• GIVEN REQUEST: Repeat every line of the material, character for character.
##### ENTRIES SUPPLIED
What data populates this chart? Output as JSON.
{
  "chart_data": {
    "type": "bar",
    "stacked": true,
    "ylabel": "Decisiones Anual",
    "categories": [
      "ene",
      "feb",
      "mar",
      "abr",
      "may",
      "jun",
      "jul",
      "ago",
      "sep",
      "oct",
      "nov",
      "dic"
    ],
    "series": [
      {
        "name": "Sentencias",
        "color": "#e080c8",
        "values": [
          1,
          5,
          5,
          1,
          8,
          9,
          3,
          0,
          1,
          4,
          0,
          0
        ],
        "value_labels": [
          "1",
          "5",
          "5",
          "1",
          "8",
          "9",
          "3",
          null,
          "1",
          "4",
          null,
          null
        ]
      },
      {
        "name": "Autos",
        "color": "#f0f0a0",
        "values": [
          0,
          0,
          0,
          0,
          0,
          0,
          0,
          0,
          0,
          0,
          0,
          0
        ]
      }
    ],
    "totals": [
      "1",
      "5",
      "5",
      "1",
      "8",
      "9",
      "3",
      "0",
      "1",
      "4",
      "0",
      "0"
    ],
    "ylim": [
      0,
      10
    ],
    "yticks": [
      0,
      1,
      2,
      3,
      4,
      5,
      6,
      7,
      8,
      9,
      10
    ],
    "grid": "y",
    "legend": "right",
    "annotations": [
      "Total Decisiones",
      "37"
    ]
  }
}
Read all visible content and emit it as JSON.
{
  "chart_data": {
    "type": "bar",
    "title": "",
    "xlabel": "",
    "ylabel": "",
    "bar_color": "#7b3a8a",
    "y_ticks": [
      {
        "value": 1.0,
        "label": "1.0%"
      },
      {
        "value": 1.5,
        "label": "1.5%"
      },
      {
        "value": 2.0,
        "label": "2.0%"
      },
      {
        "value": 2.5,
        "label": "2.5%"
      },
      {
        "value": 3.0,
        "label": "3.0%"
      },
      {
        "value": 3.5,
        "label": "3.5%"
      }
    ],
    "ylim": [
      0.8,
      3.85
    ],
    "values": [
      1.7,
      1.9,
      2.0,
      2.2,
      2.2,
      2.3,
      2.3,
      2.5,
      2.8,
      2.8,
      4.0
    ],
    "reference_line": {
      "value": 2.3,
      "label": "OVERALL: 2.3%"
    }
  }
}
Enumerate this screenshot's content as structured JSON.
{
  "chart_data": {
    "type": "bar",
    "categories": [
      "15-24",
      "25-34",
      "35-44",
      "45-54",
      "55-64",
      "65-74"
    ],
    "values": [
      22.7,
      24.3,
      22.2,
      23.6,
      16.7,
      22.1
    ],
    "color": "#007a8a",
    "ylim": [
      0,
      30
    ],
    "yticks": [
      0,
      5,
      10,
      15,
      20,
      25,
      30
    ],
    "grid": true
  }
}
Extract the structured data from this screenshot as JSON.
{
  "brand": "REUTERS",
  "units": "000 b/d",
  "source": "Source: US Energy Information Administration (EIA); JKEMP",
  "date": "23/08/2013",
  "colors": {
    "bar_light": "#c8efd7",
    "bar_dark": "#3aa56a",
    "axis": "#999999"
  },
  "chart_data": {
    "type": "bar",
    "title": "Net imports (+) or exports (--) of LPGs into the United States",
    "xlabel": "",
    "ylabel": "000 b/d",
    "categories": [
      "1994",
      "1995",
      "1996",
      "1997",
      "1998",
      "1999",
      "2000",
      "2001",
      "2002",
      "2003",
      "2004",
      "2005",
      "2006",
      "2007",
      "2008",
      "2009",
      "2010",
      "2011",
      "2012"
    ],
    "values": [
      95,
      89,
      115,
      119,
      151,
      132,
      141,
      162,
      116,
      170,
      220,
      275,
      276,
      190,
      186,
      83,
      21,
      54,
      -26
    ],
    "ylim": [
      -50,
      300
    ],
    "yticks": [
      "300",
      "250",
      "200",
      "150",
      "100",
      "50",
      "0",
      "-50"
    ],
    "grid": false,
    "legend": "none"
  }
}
##########
• ANSWER FOR THE TASK:
What data populates this chart? Output as JSON.
{
  "chart_data": {
    "type": "bar",
    "stacked": true,
    "ylabel": "Decisiones Anual",
    "categories": [
      "ene",
      "feb",
      "mar",
      "abr",
      "may",
      "jun",
      "jul",
      "ago",
      "sep",
      "oct",
      "nov",
      "dic"
    ],
    "series": [
      {
        "name": "Sentencias",
        "color": "#e080c8",
        "values": [
          1,
          5,
          5,
          1,
          8,
          9,
          3,
          0,
          1,
          4,
          0,
          0
        ],
        "value_labels": [
          "1",
          "5",
          "5",
          "1",
          "8",
          "9",
          "3",
          null,
          "1",
          "4",
          null,
          null
        ]
      },
      {
        "name": "Autos",
        "color": "#f0f0a0",
        "values": [
          0,
          0,
          0,
          0,
          0,
          0,
          0,
          0,
          0,
          0,
          0,
          0
        ]
      }
    ],
    "totals": [
      "1",
      "5",
      "5",
      "1",
      "8",
      "9",
      "3",
      "0",
      "1",
      "4",
      "0",
      "0"
    ],
    "ylim": [
      0,
      10
    ],
    "yticks": [
      0,
      1,
      2,
      3,
      4,
      5,
      6,
      7,
      8,
      9,
      10
    ],
    "grid": "y",
    "legend": "right",
    "annotations": [
      "Total Decisiones",
      "37"
    ]
  }
}
Read all visible content and emit it as JSON.
{
  "chart_data": {
    "type": "bar",
    "title": "",
    "xlabel": "",
    "ylabel": "",
    "bar_color": "#7b3a8a",
    "y_ticks": [
      {
        "value": 1.0,
        "label": "1.0%"
      },
      {
        "value": 1.5,
        "label": "1.5%"
      },
      {
        "value": 2.0,
        "label": "2.0%"
      },
      {
        "value": 2.5,
        "label": "2.5%"
      },
      {
        "value": 3.0,
        "label": "3.0%"
      },
      {
        "value": 3.5,
        "label": "3.5%"
      }
    ],
    "ylim": [
      0.8,
      3.85
    ],
    "values": [
      1.7,
      1.9,
      2.0,
      2.2,
      2.2,
      2.3,
      2.3,
      2.5,
      2.8,
      2.8,
      4.0
    ],
    "reference_line": {
      "value": 2.3,
      "label": "OVERALL: 2.3%"
    }
  }
}
Enumerate this screenshot's content as structured JSON.
{
  "chart_data": {
    "type": "bar",
    "categories": [
      "15-24",
      "25-34",
      "35-44",
      "45-54",
      "55-64",
      "65-74"
    ],
    "values": [
      22.7,
      24.3,
      22.2,
      23.6,
      16.7,
      22.1
    ],
    "color": "#007a8a",
    "ylim": [
      0,
      30
    ],
    "yticks": [
      0,
      5,
      10,
      15,
      20,
      25,
      30
    ],
    "grid": true
  }
}
Extract the structured data from this screenshot as JSON.
{
  "brand": "REUTERS",
  "units": "000 b/d",
  "source": "Source: US Energy Information Administration (EIA); JKEMP",
  "date": "23/08/2013",
  "colors": {
    "bar_light": "#c8efd7",
    "bar_dark": "#3aa56a",
    "axis": "#999999"
  },
  "chart_data": {
    "type": "bar",
    "title": "Net imports (+) or exports (--) of LPGs into the United States",
    "xlabel": "",
    "ylabel": "000 b/d",
    "categories": [
      "1994",
      "1995",
      "1996",
      "1997",
      "1998",
      "1999",
      "2000",
      "2001",
      "2002",
      "2003",
      "2004",
      "2005",
      "2006",
      "2007",
      "2008",
      "2009",
      "2010",
      "2011",
      "2012"
    ],
    "values": [
      95,
      89,
      115,
      119,
      151,
      132,
      141,
      162,
      116,
      170,
      220,
      275,
      276,
      190,
      186,
      83,
      21,
      54,
      -26
    ],
    "ylim": [
      -50,
      300
    ],
    "yticks": [
      "300",
      "250",
      "200",
      "150",
      "100",
      "50",
      "0",
      "-50"
    ],
    "grid": false,
    "legend": "none"
  }
}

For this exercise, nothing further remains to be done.